- _Task goal_
Find every line in the records below that holds the word "text", and copy it out.

- _Task data_
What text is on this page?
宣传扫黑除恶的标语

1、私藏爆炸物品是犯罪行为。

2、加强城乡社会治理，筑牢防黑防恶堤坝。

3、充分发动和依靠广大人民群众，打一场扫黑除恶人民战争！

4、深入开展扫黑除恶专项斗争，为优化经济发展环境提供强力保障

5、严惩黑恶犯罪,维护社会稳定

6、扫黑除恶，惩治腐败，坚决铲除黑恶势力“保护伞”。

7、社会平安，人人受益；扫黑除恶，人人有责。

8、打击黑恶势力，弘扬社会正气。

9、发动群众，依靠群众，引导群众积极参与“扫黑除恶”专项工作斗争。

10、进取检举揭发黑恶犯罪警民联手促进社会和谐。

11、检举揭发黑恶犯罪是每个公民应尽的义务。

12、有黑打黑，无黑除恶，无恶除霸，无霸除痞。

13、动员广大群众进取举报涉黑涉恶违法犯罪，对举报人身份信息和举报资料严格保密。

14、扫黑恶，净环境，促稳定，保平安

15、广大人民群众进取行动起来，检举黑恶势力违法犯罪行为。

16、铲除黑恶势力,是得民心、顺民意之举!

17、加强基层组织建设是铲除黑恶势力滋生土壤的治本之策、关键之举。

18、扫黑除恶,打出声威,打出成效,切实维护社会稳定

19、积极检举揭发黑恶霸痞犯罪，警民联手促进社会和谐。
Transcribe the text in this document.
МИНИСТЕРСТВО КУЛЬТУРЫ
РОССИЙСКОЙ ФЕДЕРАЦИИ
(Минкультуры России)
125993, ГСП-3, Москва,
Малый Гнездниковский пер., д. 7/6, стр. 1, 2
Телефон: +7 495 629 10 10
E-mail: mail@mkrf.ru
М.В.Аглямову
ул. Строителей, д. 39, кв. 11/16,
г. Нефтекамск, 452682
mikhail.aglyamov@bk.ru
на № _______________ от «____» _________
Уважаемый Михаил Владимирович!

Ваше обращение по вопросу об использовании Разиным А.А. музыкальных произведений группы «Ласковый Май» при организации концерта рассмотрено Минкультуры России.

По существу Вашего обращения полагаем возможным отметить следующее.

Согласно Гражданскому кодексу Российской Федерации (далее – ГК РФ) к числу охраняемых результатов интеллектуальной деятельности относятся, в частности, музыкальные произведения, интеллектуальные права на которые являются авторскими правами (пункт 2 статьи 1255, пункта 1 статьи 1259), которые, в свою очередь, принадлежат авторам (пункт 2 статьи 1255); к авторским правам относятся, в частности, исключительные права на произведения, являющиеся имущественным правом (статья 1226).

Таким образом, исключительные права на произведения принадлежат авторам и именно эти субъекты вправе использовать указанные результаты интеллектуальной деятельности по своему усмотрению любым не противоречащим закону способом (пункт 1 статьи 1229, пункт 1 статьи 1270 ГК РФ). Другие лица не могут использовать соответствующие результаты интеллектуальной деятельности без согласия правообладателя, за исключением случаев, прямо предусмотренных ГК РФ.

- _Output of the exercise_
What text is on this page?
Transcribe the text in this document.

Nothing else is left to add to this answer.